EXERCISE BRIEF: Single out each line with the word "интернет" and copy it.

===

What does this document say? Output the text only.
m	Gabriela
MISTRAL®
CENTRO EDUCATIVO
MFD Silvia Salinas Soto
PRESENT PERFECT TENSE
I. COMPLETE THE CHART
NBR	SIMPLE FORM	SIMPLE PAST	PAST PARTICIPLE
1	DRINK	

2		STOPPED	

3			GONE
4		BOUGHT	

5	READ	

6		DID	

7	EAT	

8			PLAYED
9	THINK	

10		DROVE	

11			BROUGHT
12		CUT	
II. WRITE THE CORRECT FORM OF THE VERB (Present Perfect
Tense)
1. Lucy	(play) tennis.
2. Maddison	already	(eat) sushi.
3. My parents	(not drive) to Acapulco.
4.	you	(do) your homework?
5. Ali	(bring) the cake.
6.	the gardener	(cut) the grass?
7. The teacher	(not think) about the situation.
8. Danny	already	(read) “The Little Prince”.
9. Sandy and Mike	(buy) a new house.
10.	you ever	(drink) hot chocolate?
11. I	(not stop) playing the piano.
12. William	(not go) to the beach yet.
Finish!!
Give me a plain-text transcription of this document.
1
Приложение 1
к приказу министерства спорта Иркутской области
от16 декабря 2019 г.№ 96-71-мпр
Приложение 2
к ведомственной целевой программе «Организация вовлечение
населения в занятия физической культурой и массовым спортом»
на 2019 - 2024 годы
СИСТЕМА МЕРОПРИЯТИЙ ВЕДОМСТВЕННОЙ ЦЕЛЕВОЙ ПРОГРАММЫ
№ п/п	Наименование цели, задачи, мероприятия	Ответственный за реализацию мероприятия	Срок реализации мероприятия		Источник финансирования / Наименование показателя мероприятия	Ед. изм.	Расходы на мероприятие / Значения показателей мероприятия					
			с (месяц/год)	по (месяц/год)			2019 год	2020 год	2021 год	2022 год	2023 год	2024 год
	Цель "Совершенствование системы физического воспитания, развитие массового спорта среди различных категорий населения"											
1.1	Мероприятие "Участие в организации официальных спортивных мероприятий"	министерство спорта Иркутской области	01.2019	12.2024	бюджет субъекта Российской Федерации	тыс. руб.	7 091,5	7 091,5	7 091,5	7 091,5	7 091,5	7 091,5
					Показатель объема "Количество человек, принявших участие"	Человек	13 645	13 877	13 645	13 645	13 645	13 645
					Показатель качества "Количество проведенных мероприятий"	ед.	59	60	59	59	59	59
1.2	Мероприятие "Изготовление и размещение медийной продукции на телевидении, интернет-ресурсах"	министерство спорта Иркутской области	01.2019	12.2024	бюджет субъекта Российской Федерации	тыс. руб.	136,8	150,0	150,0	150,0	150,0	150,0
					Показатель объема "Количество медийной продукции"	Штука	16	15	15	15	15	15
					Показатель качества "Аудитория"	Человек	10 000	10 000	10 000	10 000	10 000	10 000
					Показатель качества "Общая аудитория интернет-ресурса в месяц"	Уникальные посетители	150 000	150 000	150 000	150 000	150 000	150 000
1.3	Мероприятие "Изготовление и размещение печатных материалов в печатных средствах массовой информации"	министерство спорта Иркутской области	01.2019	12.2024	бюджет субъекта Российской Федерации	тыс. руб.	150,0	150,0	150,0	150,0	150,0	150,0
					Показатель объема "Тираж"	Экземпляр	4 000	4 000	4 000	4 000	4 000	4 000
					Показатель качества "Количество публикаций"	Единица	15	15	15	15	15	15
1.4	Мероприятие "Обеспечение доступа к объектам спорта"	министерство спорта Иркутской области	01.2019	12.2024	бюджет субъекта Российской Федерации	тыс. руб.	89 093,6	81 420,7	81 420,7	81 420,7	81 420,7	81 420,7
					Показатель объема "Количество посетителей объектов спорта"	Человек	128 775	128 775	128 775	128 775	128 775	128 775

===

CORRECT RESPONSE:
1.2	Мероприятие "Изготовление и размещение медийной продукции на телевидении, интернет-ресурсах"	министерство спорта Иркутской области	01.2019	12.2024	бюджет субъекта Российской Федерации	тыс. руб.	136,8	150,0	150,0	150,0	150,0	150,0
					Показатель качества "Общая аудитория интернет-ресурса в месяц"	Уникальные посетители	150 000	150 000	150 000	150 000	150 000	150 000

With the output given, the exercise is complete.